**Reading text**
....

Roy Gussow (November 12, 1918 – February 11, 2011) was an American abstract sculptor known for his public pieces often crafted from polished stainless steel. Examples of his work can be founded outside the Xerox building in Rochester, NY, City Hall in Harrisburg, Pennsylvania, the New York City Family Court building in Manhattan, and the Tulsa Convention Center in Tulsa, Oklahoma.

Biography

Early life
Gussow was born in Brooklyn, New York, on November 12, 1918, to Abraham and Mildred Gussow. He was one of three siblings. Gussow was Jewish. He enrolled at Farmingdale State College originally intending to pursue a career as a farmer, but switched majors and earned a bachelor's degree in landscape architecture in 1938.

....

**Excerpted records**
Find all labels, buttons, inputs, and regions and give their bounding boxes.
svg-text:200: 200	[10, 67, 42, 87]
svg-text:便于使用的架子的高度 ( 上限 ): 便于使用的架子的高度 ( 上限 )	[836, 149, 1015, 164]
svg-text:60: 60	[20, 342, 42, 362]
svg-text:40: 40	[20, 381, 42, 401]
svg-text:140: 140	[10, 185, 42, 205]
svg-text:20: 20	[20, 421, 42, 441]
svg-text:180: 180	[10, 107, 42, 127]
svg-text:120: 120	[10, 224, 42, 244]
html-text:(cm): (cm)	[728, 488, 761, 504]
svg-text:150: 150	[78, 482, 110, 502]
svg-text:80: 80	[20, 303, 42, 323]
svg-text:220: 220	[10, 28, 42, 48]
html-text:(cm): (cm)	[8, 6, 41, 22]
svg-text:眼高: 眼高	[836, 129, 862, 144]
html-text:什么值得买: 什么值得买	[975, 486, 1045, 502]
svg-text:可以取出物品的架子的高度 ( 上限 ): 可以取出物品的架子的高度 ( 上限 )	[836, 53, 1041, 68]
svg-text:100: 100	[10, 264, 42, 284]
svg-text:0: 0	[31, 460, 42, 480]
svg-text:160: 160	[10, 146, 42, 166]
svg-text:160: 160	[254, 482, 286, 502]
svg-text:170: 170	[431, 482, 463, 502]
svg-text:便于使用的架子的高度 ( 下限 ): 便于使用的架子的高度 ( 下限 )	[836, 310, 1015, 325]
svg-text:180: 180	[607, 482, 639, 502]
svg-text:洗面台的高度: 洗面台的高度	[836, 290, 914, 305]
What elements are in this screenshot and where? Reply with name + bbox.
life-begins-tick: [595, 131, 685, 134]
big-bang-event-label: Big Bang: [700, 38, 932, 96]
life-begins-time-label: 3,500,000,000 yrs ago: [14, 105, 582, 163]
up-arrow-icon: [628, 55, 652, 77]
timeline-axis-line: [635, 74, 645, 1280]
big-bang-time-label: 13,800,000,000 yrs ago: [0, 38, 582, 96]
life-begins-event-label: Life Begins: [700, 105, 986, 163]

....

**Your tasks**
[1] Do these statements agree with the biography of Roy Gussow? Answer yes or no for each, and quote the deciding words from the text.
(a) Gussow first went to Farmingdale State College planning to become a farmer.
(b) Gussow had no brothers or sisters.
(c) Gussow's bachelor's degree was in sculpture.
[2] Pull out each line of the records that contains the string "life".

**Answers to the exercise**
[1]
(a) Yes: "originally intending to pursue a career as a farmer"
(b) No: "He was one of three siblings."
(c) No: "earned a bachelor's degree in landscape architecture in 1938"

[2]
life-begins-tick: [595, 131, 685, 134]
life-begins-time-label: 3,500,000,000 yrs ago: [14, 105, 582, 163]
life-begins-event-label: Life Begins: [700, 105, 986, 163]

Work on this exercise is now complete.